What needs to be done ▸ The task calls for each record to be given again unchanged, minus any pictures.
##### Information provided
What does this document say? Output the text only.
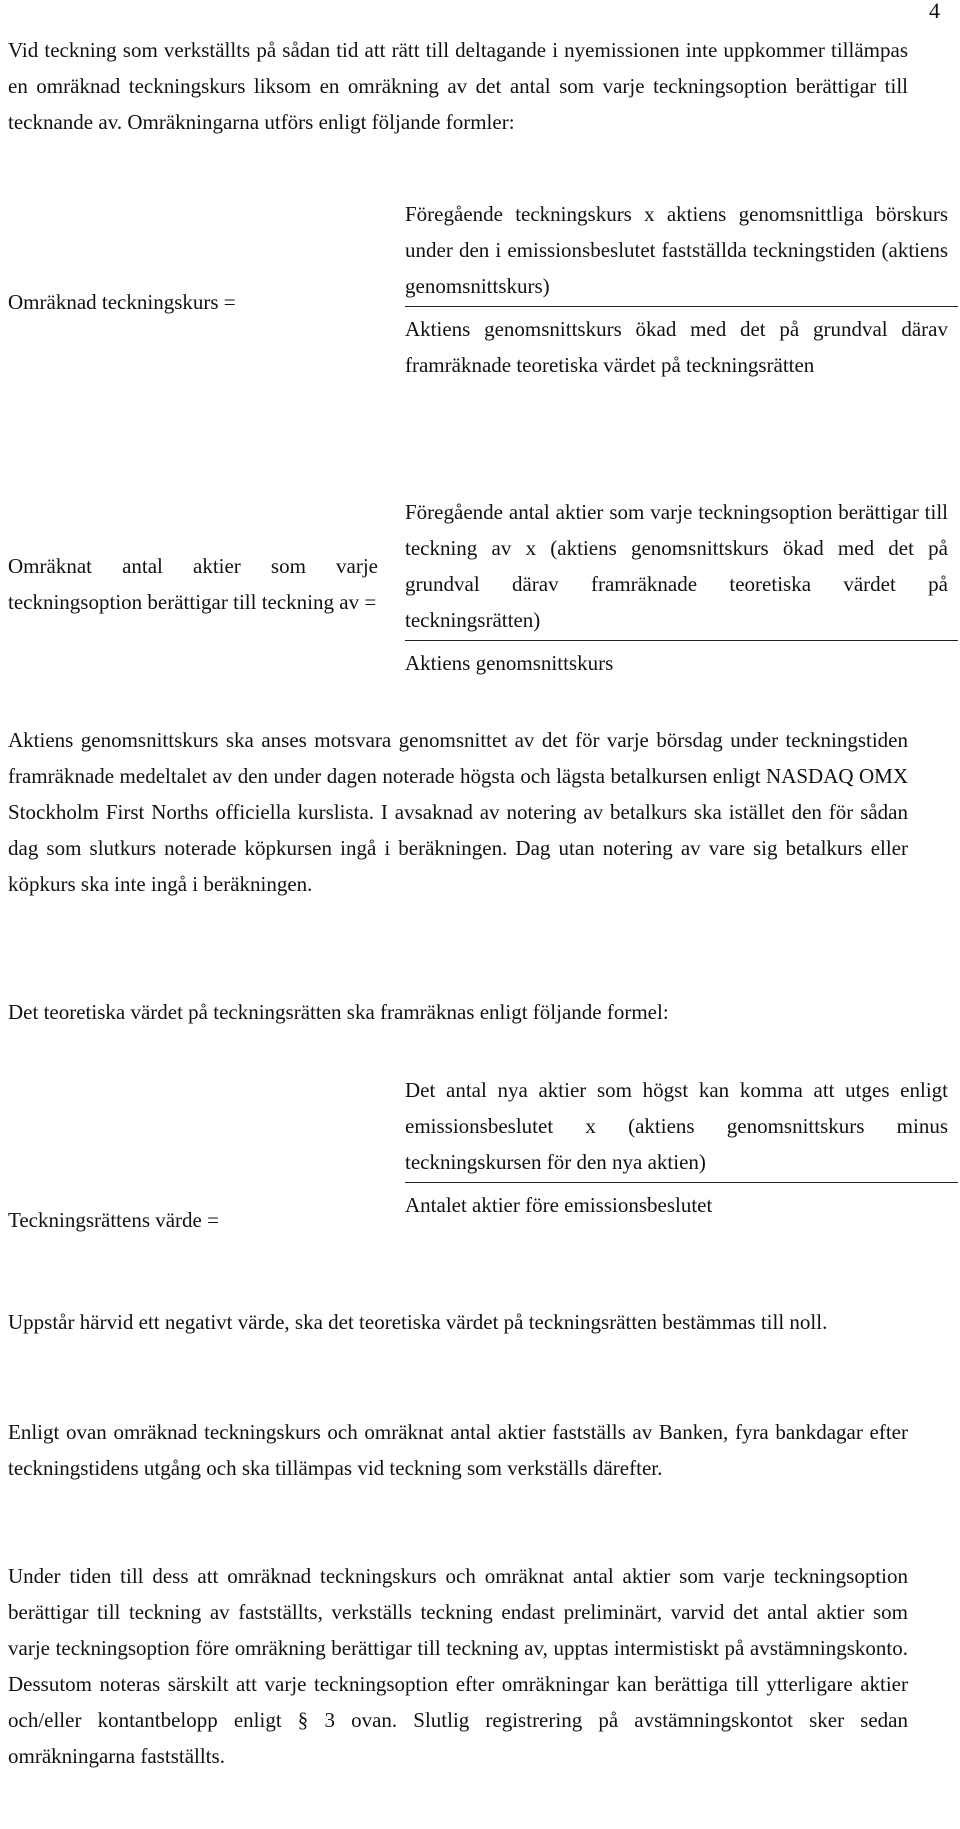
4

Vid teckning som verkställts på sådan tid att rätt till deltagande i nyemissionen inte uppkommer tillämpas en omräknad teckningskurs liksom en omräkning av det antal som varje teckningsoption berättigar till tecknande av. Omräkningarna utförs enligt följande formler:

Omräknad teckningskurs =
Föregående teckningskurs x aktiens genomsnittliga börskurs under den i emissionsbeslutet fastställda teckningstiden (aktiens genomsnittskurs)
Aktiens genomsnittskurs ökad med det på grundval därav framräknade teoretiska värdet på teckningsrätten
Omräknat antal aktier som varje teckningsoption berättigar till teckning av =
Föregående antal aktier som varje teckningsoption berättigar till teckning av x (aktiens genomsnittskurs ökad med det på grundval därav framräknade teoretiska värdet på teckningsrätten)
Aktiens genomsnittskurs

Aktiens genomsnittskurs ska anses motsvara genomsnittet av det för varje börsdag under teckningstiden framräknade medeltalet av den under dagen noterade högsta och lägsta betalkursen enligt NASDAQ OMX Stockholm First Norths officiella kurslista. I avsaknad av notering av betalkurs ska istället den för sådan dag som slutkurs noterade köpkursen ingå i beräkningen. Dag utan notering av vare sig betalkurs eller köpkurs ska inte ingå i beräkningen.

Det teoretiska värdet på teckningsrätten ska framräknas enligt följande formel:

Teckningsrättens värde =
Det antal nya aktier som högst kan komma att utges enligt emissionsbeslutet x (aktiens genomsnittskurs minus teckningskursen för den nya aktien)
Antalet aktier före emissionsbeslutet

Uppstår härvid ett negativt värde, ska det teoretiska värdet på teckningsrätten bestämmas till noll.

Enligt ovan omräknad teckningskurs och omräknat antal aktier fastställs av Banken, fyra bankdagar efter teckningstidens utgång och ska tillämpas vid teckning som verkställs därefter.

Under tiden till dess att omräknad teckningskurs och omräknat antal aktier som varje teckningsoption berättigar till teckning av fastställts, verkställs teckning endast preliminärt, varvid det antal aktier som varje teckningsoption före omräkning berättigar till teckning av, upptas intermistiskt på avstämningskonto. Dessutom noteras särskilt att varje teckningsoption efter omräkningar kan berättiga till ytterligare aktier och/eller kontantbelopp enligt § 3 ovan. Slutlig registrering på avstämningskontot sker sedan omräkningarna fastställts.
##########
Response ▸
What does this document say? Output the text only.
4

Vid teckning som verkställts på sådan tid att rätt till deltagande i nyemissionen inte uppkommer tillämpas en omräknad teckningskurs liksom en omräkning av det antal som varje teckningsoption berättigar till tecknande av. Omräkningarna utförs enligt följande formler:

Omräknad teckningskurs =
Föregående teckningskurs x aktiens genomsnittliga börskurs under den i emissionsbeslutet fastställda teckningstiden (aktiens genomsnittskurs)
Aktiens genomsnittskurs ökad med det på grundval därav framräknade teoretiska värdet på teckningsrätten
Omräknat antal aktier som varje teckningsoption berättigar till teckning av =
Föregående antal aktier som varje teckningsoption berättigar till teckning av x (aktiens genomsnittskurs ökad med det på grundval därav framräknade teoretiska värdet på teckningsrätten)
Aktiens genomsnittskurs

Aktiens genomsnittskurs ska anses motsvara genomsnittet av det för varje börsdag under teckningstiden framräknade medeltalet av den under dagen noterade högsta och lägsta betalkursen enligt NASDAQ OMX Stockholm First Norths officiella kurslista. I avsaknad av notering av betalkurs ska istället den för sådan dag som slutkurs noterade köpkursen ingå i beräkningen. Dag utan notering av vare sig betalkurs eller köpkurs ska inte ingå i beräkningen.

Det teoretiska värdet på teckningsrätten ska framräknas enligt följande formel:

Teckningsrättens värde =
Det antal nya aktier som högst kan komma att utges enligt emissionsbeslutet x (aktiens genomsnittskurs minus teckningskursen för den nya aktien)
Antalet aktier före emissionsbeslutet

Uppstår härvid ett negativt värde, ska det teoretiska värdet på teckningsrätten bestämmas till noll.

Enligt ovan omräknad teckningskurs och omräknat antal aktier fastställs av Banken, fyra bankdagar efter teckningstidens utgång och ska tillämpas vid teckning som verkställs därefter.

Under tiden till dess att omräknad teckningskurs och omräknat antal aktier som varje teckningsoption berättigar till teckning av fastställts, verkställs teckning endast preliminärt, varvid det antal aktier som varje teckningsoption före omräkning berättigar till teckning av, upptas intermistiskt på avstämningskonto. Dessutom noteras särskilt att varje teckningsoption efter omräkningar kan berättiga till ytterligare aktier och/eller kontantbelopp enligt § 3 ovan. Slutlig registrering på avstämningskontot sker sedan omräkningarna fastställts.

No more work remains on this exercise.